**DATA FOR THIS TASK:**
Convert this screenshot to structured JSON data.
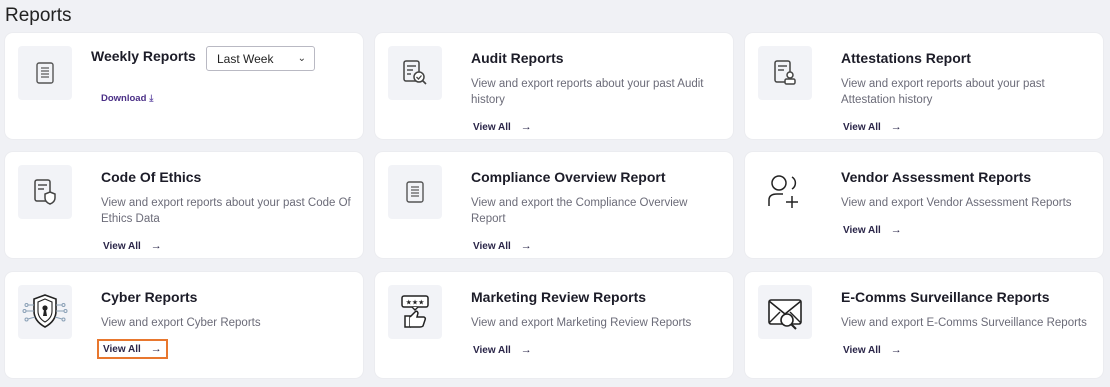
{
  "page": {
    "title": "Reports"
  },
  "cards": {
    "weekly": {
      "title": "Weekly Reports",
      "select_value": "Last Week",
      "download_label": "Download",
      "icon": "document-icon"
    },
    "audit": {
      "title": "Audit Reports",
      "description": "View and export reports about your past Audit history",
      "link_label": "View All",
      "icon": "document-search-icon"
    },
    "attestations": {
      "title": "Attestations Report",
      "description": "View and export reports about your past Attestation history",
      "link_label": "View All",
      "icon": "document-user-icon"
    },
    "ethics": {
      "title": "Code Of Ethics",
      "description": "View and export reports about your past Code Of Ethics Data",
      "link_label": "View All",
      "icon": "document-shield-icon"
    },
    "compliance": {
      "title": "Compliance Overview Report",
      "description": "View and export the Compliance Overview Report",
      "link_label": "View All",
      "icon": "document-icon"
    },
    "vendor": {
      "title": "Vendor Assessment Reports",
      "description": "View and export Vendor Assessment Reports",
      "link_label": "View All",
      "icon": "add-user-icon"
    },
    "cyber": {
      "title": "Cyber Reports",
      "description": "View and export Cyber Reports",
      "link_label": "View All",
      "icon": "cyber-shield-icon"
    },
    "marketing": {
      "title": "Marketing Review Reports",
      "description": "View and export Marketing Review Reports",
      "link_label": "View All",
      "icon": "review-thumbs-up-icon"
    },
    "ecomms": {
      "title": "E-Comms Surveillance Reports",
      "description": "View and export E-Comms Surveillance Reports",
      "link_label": "View All",
      "icon": "mail-search-icon"
    }
  },
  "colors": {
    "background": "#f0f1f5",
    "card": "#ffffff",
    "link": "#2a2548",
    "download_link": "#4a2f86",
    "focus_outline": "#e8772e"
  }
}
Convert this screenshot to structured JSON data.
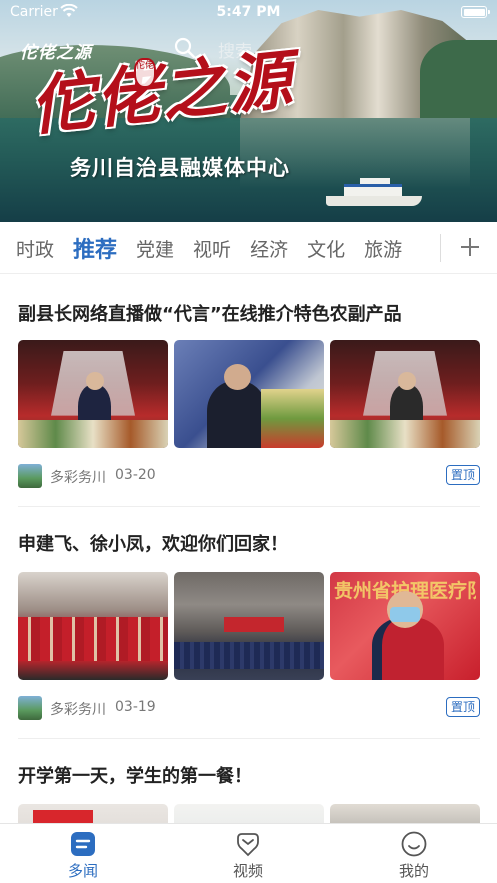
{
  "status_bar": {
    "carrier": "Carrier",
    "time": "5:47 PM"
  },
  "header": {
    "logo_small": "佗佬之源",
    "search_placeholder": "搜索",
    "logo_big": "佗佬之源",
    "logo_seal": "佗佬",
    "subtitle": "务川自治县融媒体中心"
  },
  "tabs": {
    "items": [
      "时政",
      "推荐",
      "党建",
      "视听",
      "经济",
      "文化",
      "旅游"
    ],
    "active_index": 1,
    "add_icon": "plus-icon"
  },
  "articles": [
    {
      "title": "副县长网络直播做“代言”在线推介特色农副产品",
      "source": "多彩务川",
      "date": "03-20",
      "pin_label": "置顶"
    },
    {
      "title": "申建飞、徐小凤，欢迎你们回家！",
      "source": "多彩务川",
      "date": "03-19",
      "pin_label": "置顶",
      "wall_text": "贵州省护理医疗队"
    },
    {
      "title": "开学第一天，学生的第一餐！"
    }
  ],
  "bottom_nav": {
    "items": [
      {
        "label": "多闻",
        "icon": "news-icon"
      },
      {
        "label": "视频",
        "icon": "video-icon"
      },
      {
        "label": "我的",
        "icon": "profile-icon"
      }
    ],
    "active_index": 0
  },
  "colors": {
    "accent": "#2c6dc0",
    "logo_red": "#b40f1a"
  }
}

**PROMPT:**
Using the listing above, list every line in which the string "shield" occurs.

**REPLY TO THE TASK:**
      "icon": "document-shield-icon"
      "icon": "cyber-shield-icon"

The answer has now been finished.